## Exercise brief
Repeat every entry word for word, skipping the pictures.

• • • • • • •

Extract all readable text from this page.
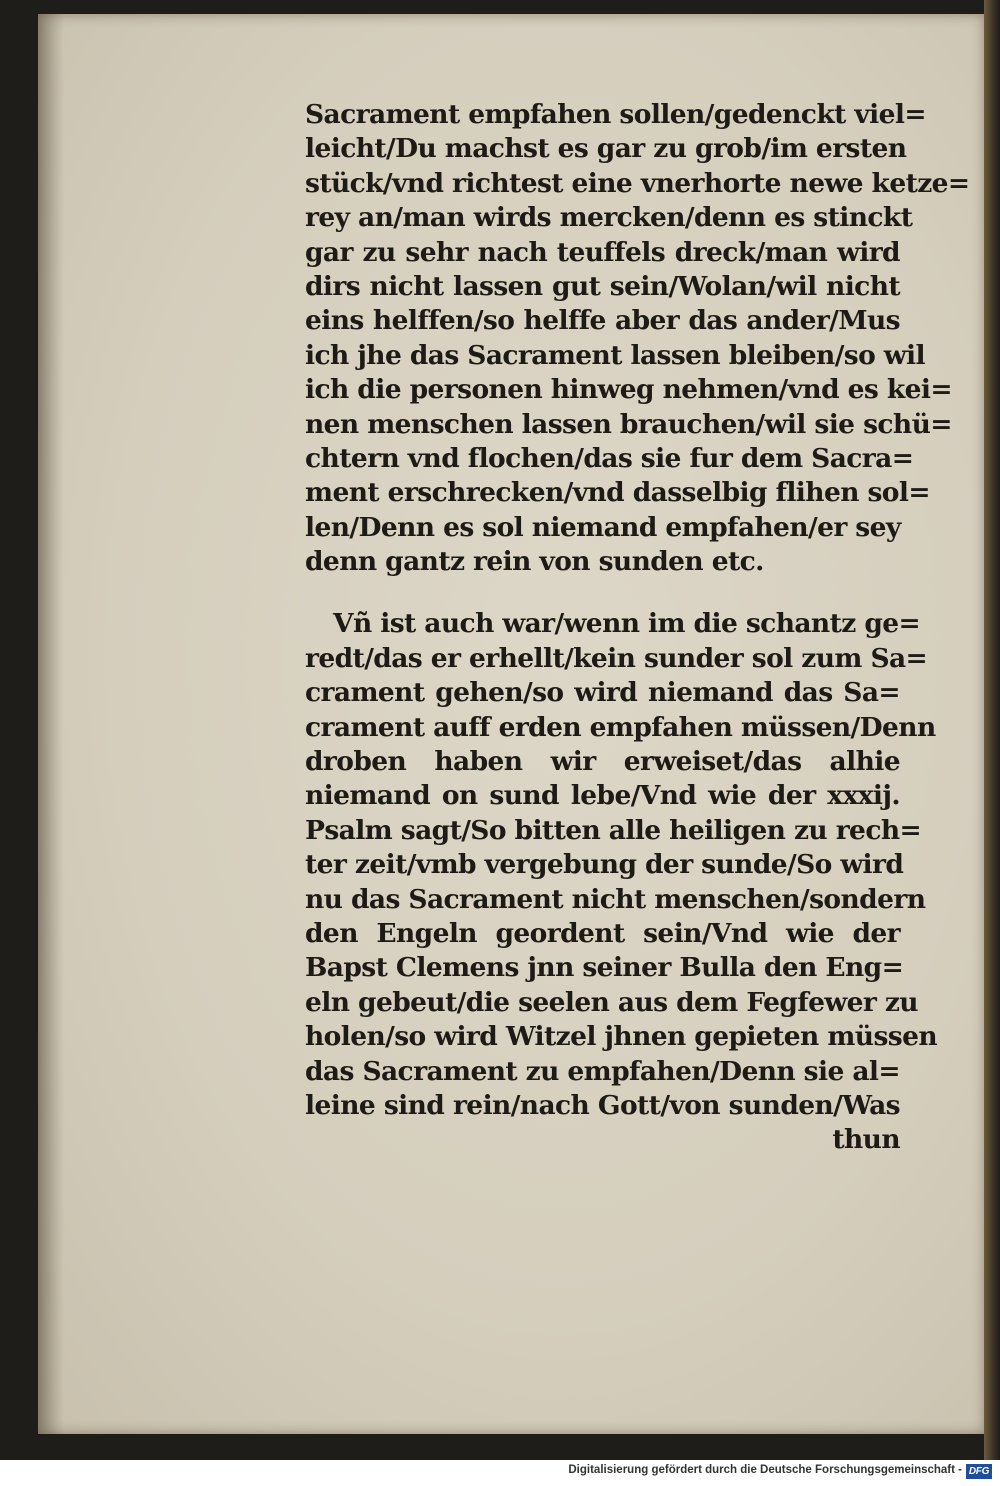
Sacrament empfahen sollen/gedenckt viel=
leicht/Du machst es gar zu grob/im ersten
stück/vnd richtest eine vnerhorte newe ketze=
rey an/man wirds mercken/denn es stinckt
gar zu sehr nach teuffels dreck/man wird
dirs nicht lassen gut sein/Wolan/wil nicht
eins helffen/so helffe aber das ander/Mus
ich jhe das Sacrament lassen bleiben/so wil
ich die personen hinweg nehmen/vnd es kei=
nen menschen lassen brauchen/wil sie schü=
chtern vnd flochen/das sie fur dem Sacra=
ment erschrecken/vnd dasselbig flihen sol=
len/Denn es sol niemand empfahen/er sey
denn gantz rein von sunden etc.
Vñ ist auch war/wenn im die schantz ge=
redt/das er erhellt/kein sunder sol zum Sa=
crament gehen/so wird niemand das Sa=
crament auff erden empfahen müssen/Denn
droben haben wir erweiset/das alhie
niemand on sund lebe/Vnd wie der xxxij.
Psalm sagt/So bitten alle heiligen zu rech=
ter zeit/vmb vergebung der sunde/So wird
nu das Sacrament nicht menschen/sondern
den Engeln geordent sein/Vnd wie der
Bapst Clemens jnn seiner Bulla den Eng=
eln gebeut/die seelen aus dem Fegfewer zu
holen/so wird Witzel jhnen gepieten müssen
das Sacrament zu empfahen/Denn sie al=
leine sind rein/nach Gott/von sunden/Was
thun
Digitalisierung gefördert durch die Deutsche Forschungsgemeinschaft - DFG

• • • • • • •

## Response for this exercise
Extract all readable text from this page.
Sacrament empfahen sollen/gedenckt viel=
leicht/Du machst es gar zu grob/im ersten
stück/vnd richtest eine vnerhorte newe ketze=
rey an/man wirds mercken/denn es stinckt
gar zu sehr nach teuffels dreck/man wird
dirs nicht lassen gut sein/Wolan/wil nicht
eins helffen/so helffe aber das ander/Mus
ich jhe das Sacrament lassen bleiben/so wil
ich die personen hinweg nehmen/vnd es kei=
nen menschen lassen brauchen/wil sie schü=
chtern vnd flochen/das sie fur dem Sacra=
ment erschrecken/vnd dasselbig flihen sol=
len/Denn es sol niemand empfahen/er sey
denn gantz rein von sunden etc.
Vñ ist auch war/wenn im die schantz ge=
redt/das er erhellt/kein sunder sol zum Sa=
crament gehen/so wird niemand das Sa=
crament auff erden empfahen müssen/Denn
droben haben wir erweiset/das alhie
niemand on sund lebe/Vnd wie der xxxij.
Psalm sagt/So bitten alle heiligen zu rech=
ter zeit/vmb vergebung der sunde/So wird
nu das Sacrament nicht menschen/sondern
den Engeln geordent sein/Vnd wie der
Bapst Clemens jnn seiner Bulla den Eng=
eln gebeut/die seelen aus dem Fegfewer zu
holen/so wird Witzel jhnen gepieten müssen
das Sacrament zu empfahen/Denn sie al=
leine sind rein/nach Gott/von sunden/Was
thun
Digitalisierung gefördert durch die Deutsche Forschungsgemeinschaft - DFG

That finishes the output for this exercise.